= Records supplied =
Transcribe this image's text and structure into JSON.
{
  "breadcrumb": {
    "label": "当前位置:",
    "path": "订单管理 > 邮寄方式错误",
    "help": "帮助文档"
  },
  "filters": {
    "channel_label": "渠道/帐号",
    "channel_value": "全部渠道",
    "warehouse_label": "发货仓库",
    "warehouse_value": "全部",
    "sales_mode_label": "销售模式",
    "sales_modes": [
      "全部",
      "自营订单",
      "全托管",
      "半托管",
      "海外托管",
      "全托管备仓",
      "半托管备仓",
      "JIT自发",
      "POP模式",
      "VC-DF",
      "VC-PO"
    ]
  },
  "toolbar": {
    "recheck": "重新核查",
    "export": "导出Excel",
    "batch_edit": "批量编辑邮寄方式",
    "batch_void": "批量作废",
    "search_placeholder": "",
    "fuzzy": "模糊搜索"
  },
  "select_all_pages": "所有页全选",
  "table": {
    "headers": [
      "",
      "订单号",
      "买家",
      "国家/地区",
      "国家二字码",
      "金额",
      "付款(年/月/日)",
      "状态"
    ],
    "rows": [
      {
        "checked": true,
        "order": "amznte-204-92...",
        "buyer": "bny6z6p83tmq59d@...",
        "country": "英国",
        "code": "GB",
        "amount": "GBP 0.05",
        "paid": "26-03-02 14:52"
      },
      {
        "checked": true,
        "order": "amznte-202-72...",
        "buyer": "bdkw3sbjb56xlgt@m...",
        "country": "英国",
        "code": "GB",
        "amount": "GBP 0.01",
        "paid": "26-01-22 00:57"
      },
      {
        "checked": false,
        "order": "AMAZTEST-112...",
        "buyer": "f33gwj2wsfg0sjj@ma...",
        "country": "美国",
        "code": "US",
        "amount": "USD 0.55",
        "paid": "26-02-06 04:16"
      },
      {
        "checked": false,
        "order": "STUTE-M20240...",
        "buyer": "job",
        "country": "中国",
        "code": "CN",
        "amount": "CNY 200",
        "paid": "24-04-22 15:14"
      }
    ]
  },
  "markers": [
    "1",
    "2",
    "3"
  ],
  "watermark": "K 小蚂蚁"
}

= What is needed =
Write out every line of the material again, exactly as it reads.

= Completed exercise =
Transcribe this image's text and structure into JSON.
{
  "breadcrumb": {
    "label": "当前位置:",
    "path": "订单管理 > 邮寄方式错误",
    "help": "帮助文档"
  },
  "filters": {
    "channel_label": "渠道/帐号",
    "channel_value": "全部渠道",
    "warehouse_label": "发货仓库",
    "warehouse_value": "全部",
    "sales_mode_label": "销售模式",
    "sales_modes": [
      "全部",
      "自营订单",
      "全托管",
      "半托管",
      "海外托管",
      "全托管备仓",
      "半托管备仓",
      "JIT自发",
      "POP模式",
      "VC-DF",
      "VC-PO"
    ]
  },
  "toolbar": {
    "recheck": "重新核查",
    "export": "导出Excel",
    "batch_edit": "批量编辑邮寄方式",
    "batch_void": "批量作废",
    "search_placeholder": "",
    "fuzzy": "模糊搜索"
  },
  "select_all_pages": "所有页全选",
  "table": {
    "headers": [
      "",
      "订单号",
      "买家",
      "国家/地区",
      "国家二字码",
      "金额",
      "付款(年/月/日)",
      "状态"
    ],
    "rows": [
      {
        "checked": true,
        "order": "amznte-204-92...",
        "buyer": "bny6z6p83tmq59d@...",
        "country": "英国",
        "code": "GB",
        "amount": "GBP 0.05",
        "paid": "26-03-02 14:52"
      },
      {
        "checked": true,
        "order": "amznte-202-72...",
        "buyer": "bdkw3sbjb56xlgt@m...",
        "country": "英国",
        "code": "GB",
        "amount": "GBP 0.01",
        "paid": "26-01-22 00:57"
      },
      {
        "checked": false,
        "order": "AMAZTEST-112...",
        "buyer": "f33gwj2wsfg0sjj@ma...",
        "country": "美国",
        "code": "US",
        "amount": "USD 0.55",
        "paid": "26-02-06 04:16"
      },
      {
        "checked": false,
        "order": "STUTE-M20240...",
        "buyer": "job",
        "country": "中国",
        "code": "CN",
        "amount": "CNY 200",
        "paid": "24-04-22 15:14"
      }
    ]
  },
  "markers": [
    "1",
    "2",
    "3"
  ],
  "watermark": "K 小蚂蚁"
}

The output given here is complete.